[Entries from a visual dataset]

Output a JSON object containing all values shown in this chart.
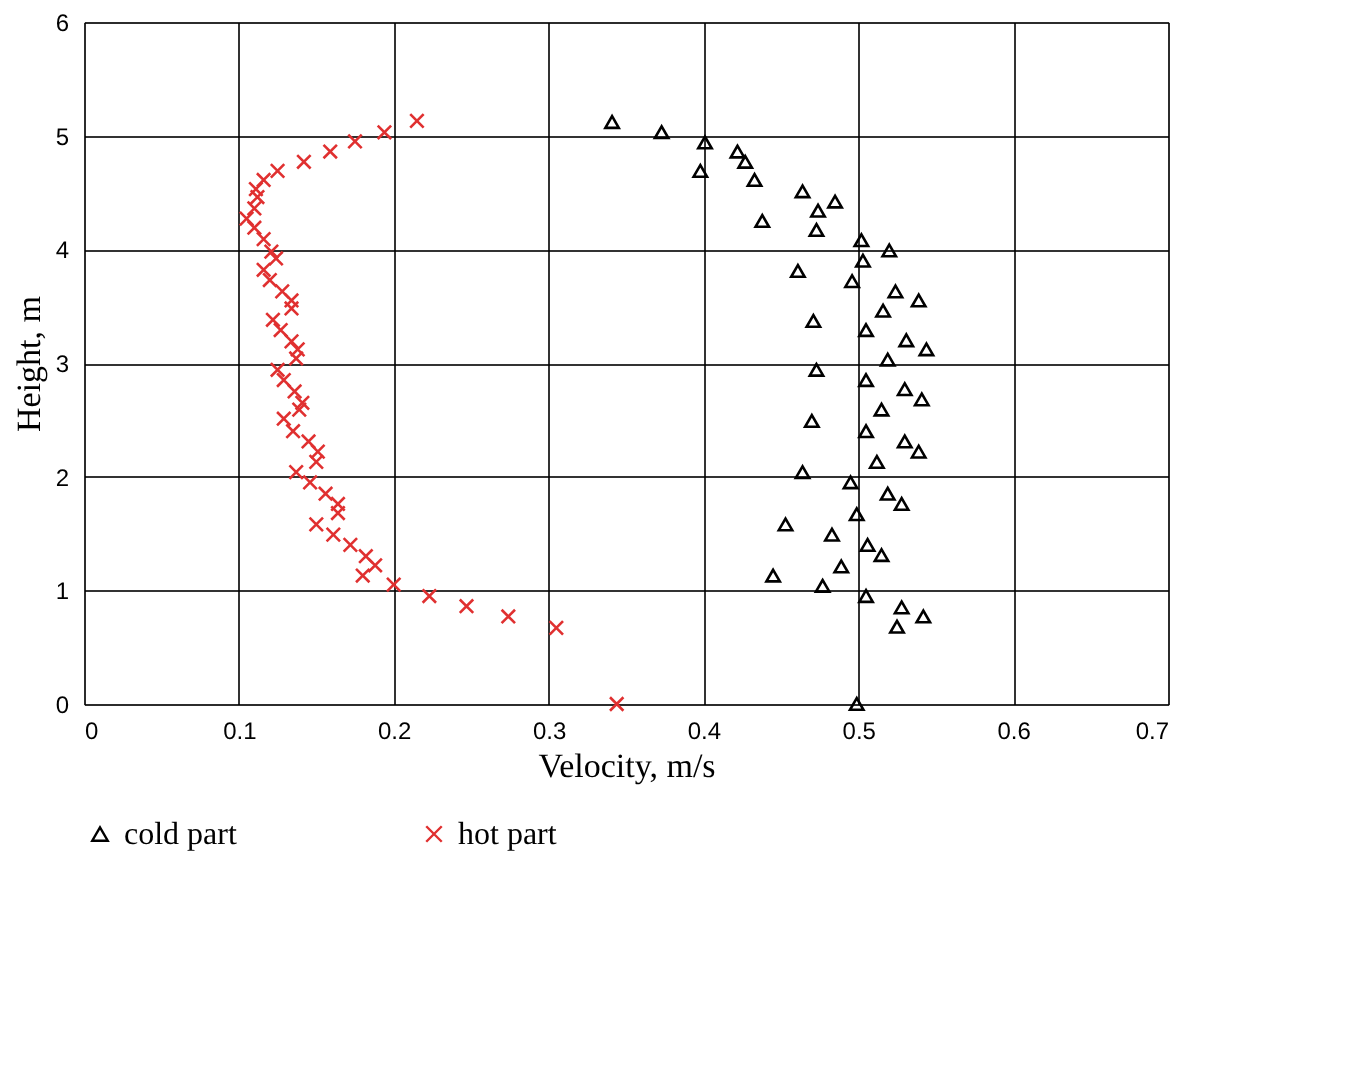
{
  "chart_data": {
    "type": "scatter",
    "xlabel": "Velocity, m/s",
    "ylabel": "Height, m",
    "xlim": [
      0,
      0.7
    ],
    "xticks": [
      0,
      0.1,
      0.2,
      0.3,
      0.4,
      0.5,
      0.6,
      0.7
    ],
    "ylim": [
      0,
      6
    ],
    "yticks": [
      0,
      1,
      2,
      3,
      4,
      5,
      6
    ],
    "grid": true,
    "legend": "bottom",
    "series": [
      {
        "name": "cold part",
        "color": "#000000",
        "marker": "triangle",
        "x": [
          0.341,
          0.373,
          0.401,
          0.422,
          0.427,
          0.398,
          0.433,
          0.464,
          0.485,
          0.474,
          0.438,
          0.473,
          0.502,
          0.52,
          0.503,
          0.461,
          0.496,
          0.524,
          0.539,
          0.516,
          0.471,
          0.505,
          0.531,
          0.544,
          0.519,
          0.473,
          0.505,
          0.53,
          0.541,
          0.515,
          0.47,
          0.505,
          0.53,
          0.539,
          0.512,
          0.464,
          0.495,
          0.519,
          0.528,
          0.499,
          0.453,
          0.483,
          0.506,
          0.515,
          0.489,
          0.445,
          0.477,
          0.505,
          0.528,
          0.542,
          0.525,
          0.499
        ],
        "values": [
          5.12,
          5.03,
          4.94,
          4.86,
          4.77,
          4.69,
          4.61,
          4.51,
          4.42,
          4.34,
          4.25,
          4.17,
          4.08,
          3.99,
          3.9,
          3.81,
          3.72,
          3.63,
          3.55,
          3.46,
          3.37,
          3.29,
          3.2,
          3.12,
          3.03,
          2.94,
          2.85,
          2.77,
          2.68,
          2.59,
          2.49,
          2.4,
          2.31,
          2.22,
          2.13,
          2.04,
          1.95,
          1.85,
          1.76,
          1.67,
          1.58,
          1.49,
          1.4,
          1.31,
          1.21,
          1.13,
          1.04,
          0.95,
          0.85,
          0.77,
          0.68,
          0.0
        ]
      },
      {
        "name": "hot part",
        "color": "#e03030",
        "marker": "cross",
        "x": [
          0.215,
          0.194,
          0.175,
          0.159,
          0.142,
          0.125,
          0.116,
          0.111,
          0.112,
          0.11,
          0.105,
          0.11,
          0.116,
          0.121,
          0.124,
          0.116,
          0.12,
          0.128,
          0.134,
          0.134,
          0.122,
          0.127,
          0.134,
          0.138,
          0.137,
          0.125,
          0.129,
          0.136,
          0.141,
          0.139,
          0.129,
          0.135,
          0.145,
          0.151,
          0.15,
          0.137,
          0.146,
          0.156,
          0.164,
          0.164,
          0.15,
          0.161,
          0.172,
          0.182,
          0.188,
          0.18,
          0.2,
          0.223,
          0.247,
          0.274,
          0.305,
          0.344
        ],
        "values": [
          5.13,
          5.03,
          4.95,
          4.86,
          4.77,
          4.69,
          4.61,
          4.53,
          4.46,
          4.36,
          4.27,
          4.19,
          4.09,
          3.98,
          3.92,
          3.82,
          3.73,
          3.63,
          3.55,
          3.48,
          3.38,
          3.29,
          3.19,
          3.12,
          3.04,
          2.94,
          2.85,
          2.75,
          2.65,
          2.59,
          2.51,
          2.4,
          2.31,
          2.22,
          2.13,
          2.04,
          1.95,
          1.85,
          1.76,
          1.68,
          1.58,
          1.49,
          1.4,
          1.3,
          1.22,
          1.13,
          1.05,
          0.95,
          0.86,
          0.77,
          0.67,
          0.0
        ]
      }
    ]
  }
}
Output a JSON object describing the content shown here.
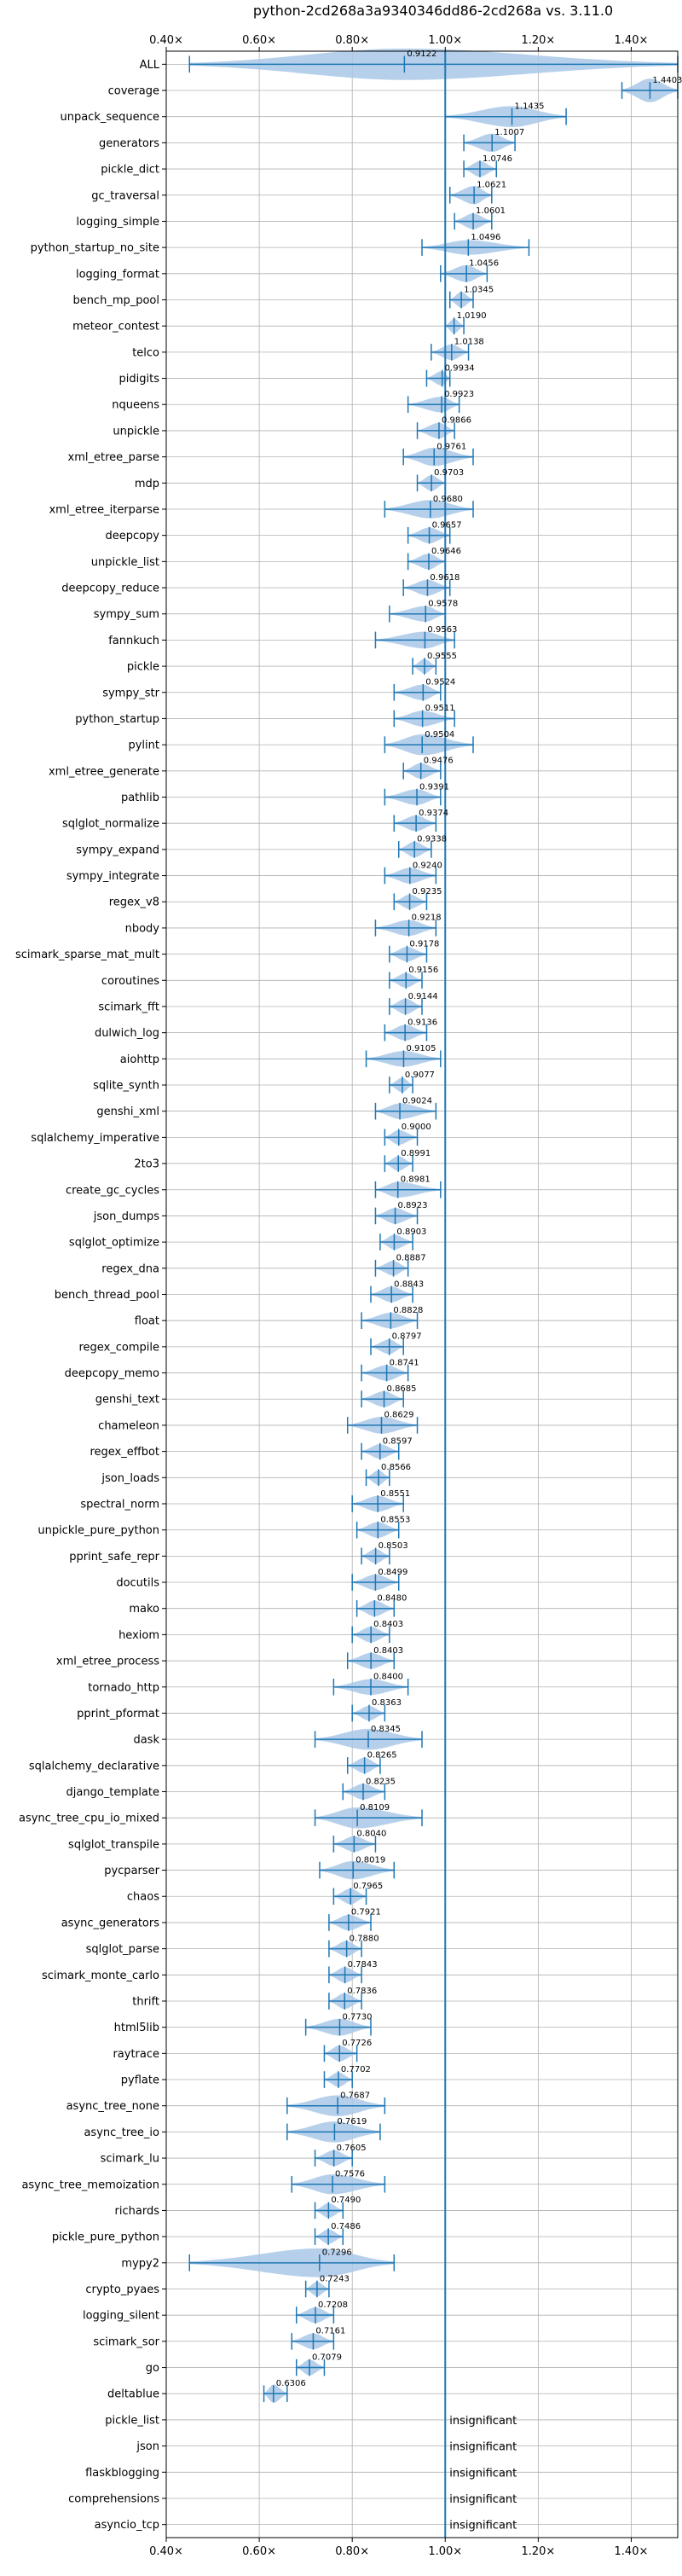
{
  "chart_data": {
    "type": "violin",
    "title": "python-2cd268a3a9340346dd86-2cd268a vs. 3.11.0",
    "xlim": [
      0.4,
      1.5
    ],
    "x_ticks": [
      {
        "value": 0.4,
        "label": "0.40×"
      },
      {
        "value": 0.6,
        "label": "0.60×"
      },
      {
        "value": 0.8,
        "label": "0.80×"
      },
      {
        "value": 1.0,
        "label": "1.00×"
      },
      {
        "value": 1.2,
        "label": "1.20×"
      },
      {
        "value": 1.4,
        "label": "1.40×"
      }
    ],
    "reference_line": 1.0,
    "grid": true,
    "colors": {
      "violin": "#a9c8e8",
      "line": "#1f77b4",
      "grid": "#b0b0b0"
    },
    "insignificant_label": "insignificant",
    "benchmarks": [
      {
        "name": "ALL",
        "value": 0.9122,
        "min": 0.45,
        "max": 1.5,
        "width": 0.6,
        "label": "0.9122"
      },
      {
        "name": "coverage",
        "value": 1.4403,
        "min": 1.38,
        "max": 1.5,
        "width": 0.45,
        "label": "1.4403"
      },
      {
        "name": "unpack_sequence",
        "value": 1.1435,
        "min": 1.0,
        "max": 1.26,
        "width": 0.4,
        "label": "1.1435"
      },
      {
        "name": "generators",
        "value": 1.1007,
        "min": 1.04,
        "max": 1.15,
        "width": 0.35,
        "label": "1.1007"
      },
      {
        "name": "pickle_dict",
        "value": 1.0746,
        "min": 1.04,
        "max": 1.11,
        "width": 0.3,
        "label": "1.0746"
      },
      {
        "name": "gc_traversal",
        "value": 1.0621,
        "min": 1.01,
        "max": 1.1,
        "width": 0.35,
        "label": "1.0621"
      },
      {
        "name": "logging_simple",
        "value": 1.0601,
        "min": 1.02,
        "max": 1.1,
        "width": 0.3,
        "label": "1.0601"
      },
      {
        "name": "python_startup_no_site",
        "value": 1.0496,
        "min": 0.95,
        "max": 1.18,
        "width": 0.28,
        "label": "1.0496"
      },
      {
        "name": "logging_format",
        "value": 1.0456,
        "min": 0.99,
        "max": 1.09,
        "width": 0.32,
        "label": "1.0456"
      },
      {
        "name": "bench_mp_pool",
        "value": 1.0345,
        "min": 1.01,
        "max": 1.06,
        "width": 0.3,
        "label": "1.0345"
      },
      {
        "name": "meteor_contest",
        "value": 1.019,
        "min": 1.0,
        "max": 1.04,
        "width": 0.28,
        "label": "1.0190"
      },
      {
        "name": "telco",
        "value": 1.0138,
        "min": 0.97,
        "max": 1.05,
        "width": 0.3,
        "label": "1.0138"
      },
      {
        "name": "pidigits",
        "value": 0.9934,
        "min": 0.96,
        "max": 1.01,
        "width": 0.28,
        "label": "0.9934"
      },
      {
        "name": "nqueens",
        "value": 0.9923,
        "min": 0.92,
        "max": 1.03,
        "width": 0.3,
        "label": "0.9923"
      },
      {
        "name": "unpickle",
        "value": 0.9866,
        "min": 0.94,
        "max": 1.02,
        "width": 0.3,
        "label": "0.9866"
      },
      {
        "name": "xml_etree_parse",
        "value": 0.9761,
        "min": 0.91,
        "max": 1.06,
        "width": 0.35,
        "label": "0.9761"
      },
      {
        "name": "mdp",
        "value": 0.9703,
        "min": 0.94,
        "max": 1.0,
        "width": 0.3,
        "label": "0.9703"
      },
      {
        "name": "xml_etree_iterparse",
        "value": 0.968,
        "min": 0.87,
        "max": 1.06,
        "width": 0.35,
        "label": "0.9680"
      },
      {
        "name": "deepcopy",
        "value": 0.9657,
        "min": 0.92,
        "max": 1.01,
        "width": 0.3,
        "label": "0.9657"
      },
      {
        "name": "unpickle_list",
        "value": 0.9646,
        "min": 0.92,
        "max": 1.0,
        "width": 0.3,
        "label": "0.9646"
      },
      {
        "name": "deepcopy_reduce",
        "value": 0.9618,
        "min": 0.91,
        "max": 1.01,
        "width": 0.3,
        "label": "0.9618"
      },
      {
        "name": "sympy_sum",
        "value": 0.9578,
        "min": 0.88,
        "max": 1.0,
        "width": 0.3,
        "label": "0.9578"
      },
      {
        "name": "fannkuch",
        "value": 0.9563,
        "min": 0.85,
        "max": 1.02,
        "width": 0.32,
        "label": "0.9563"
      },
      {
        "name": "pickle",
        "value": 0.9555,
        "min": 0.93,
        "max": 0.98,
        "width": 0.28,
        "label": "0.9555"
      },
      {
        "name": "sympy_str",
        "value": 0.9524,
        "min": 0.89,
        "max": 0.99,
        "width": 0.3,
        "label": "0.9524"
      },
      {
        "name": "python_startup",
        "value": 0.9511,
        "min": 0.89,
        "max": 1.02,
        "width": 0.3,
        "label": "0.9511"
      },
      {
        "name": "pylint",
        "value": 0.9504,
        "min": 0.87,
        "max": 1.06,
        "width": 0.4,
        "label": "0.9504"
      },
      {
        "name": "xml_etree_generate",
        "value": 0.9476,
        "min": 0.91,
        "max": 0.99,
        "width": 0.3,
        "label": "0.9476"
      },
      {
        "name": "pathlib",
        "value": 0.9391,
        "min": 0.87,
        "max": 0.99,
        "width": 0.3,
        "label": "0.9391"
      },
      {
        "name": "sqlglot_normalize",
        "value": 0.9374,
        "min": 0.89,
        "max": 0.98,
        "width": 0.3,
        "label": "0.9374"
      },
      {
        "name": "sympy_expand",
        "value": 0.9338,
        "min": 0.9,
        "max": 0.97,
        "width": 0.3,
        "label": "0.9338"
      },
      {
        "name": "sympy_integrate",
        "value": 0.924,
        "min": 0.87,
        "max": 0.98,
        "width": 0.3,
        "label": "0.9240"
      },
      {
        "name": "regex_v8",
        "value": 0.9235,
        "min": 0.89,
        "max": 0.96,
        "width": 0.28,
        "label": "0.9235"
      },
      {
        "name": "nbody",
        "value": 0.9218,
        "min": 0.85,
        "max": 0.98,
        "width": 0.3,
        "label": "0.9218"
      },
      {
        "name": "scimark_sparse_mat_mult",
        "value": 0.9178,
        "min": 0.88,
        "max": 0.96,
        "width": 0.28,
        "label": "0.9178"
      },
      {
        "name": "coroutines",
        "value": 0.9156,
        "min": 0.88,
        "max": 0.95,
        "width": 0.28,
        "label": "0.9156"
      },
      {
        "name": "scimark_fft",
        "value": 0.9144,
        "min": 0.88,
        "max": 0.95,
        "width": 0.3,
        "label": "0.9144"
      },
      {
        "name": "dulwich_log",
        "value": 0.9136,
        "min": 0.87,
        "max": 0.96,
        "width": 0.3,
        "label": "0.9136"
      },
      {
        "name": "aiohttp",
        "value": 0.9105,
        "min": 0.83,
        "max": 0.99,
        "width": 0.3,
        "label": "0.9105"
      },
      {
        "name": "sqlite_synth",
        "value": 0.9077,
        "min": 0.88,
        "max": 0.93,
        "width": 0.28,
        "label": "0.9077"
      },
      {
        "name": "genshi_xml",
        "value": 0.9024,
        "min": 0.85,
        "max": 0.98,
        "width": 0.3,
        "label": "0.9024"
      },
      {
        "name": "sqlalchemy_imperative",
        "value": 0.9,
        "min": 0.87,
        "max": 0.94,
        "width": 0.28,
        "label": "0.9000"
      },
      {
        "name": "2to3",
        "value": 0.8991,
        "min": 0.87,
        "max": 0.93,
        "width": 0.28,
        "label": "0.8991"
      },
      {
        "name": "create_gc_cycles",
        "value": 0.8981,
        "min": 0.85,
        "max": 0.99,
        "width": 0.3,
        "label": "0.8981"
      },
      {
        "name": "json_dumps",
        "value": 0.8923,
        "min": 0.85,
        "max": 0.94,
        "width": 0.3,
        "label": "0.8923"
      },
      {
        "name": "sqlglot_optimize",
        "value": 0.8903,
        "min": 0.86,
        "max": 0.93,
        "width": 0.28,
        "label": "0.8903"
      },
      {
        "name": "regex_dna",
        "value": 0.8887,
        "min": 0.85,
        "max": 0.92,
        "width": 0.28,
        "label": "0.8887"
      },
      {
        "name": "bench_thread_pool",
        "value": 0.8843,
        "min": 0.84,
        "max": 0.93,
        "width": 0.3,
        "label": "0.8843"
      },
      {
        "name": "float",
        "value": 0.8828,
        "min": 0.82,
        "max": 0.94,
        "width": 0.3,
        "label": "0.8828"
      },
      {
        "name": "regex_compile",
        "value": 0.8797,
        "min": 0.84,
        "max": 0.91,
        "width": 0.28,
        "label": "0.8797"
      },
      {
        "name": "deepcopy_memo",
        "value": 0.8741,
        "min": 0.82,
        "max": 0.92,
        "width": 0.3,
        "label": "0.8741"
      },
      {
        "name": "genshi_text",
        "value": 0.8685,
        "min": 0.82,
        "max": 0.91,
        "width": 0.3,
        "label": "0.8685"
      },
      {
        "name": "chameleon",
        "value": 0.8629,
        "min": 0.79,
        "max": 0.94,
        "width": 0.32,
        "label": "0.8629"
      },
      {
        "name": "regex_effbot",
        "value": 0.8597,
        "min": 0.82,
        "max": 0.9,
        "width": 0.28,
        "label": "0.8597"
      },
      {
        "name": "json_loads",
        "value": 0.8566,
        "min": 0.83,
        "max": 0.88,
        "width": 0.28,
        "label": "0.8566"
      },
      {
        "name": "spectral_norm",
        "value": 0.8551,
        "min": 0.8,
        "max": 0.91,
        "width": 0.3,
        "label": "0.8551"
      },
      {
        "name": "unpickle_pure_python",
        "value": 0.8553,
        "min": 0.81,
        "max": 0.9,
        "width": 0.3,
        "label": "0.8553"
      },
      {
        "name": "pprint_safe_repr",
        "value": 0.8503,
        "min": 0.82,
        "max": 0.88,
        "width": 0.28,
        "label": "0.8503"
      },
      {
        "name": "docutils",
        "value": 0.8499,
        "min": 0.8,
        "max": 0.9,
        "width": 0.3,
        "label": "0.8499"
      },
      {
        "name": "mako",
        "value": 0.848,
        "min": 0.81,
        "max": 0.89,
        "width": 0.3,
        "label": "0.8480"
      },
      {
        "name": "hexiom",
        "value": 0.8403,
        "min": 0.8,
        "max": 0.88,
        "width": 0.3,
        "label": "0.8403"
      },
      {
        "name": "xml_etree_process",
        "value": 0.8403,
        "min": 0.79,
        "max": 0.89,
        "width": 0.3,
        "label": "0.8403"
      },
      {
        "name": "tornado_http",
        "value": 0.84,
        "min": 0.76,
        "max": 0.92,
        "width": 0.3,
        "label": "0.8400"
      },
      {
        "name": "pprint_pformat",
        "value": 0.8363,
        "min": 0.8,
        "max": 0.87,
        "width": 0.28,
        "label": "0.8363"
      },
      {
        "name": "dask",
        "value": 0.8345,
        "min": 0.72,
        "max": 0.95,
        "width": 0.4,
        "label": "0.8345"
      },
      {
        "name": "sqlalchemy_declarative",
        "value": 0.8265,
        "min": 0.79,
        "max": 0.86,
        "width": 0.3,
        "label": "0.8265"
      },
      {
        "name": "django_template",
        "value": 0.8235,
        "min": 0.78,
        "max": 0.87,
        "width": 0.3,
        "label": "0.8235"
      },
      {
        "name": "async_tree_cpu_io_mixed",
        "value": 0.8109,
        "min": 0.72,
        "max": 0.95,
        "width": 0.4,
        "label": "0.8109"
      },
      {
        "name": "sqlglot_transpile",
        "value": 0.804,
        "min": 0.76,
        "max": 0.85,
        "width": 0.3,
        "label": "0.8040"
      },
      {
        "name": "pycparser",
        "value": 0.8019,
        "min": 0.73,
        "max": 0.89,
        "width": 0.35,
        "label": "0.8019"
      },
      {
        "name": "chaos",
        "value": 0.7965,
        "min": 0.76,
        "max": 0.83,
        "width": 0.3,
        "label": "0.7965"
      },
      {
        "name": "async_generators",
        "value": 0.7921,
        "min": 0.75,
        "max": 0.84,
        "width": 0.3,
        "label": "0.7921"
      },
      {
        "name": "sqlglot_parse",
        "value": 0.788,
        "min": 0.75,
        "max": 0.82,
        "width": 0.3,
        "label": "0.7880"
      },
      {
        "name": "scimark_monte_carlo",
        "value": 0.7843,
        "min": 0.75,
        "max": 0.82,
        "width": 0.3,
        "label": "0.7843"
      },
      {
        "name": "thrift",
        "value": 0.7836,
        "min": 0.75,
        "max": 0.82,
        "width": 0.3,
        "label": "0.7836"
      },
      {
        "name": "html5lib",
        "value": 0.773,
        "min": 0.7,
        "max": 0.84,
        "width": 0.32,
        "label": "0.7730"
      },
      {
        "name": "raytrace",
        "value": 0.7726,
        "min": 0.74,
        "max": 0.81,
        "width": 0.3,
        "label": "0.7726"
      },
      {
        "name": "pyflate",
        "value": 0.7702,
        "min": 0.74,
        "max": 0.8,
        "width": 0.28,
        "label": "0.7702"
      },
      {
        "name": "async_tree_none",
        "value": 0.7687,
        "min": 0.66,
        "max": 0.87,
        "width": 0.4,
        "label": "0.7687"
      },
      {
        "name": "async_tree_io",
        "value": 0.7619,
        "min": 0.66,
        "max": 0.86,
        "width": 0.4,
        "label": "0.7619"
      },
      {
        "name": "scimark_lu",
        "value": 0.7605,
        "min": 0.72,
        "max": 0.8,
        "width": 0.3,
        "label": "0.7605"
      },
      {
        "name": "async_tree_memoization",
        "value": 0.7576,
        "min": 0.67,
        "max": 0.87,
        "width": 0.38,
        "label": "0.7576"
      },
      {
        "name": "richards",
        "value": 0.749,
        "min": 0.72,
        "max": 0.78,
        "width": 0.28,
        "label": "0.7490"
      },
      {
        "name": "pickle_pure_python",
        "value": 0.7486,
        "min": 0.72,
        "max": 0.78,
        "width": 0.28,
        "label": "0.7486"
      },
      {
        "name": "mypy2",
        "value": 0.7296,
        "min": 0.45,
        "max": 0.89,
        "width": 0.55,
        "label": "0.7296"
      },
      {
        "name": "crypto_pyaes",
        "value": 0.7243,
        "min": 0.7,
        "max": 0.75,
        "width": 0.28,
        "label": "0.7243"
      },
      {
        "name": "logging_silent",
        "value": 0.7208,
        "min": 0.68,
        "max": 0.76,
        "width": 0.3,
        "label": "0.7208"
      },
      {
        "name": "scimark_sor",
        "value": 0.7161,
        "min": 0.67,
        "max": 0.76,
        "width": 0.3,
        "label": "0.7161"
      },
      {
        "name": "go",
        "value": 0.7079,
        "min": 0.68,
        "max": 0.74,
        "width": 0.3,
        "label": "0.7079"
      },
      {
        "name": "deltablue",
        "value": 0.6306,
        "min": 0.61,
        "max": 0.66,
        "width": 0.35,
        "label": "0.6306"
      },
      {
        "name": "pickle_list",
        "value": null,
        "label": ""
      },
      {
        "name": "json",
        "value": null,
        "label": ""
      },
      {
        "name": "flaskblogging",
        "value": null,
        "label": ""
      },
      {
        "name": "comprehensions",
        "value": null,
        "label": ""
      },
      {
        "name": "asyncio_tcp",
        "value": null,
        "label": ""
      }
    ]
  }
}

*Task prompt*
Copy out all lines from the material above that contain the string "shown".

*Worked answer*
Output a JSON object containing all values shown in this chart.
Output a JSON object describing the content shown here.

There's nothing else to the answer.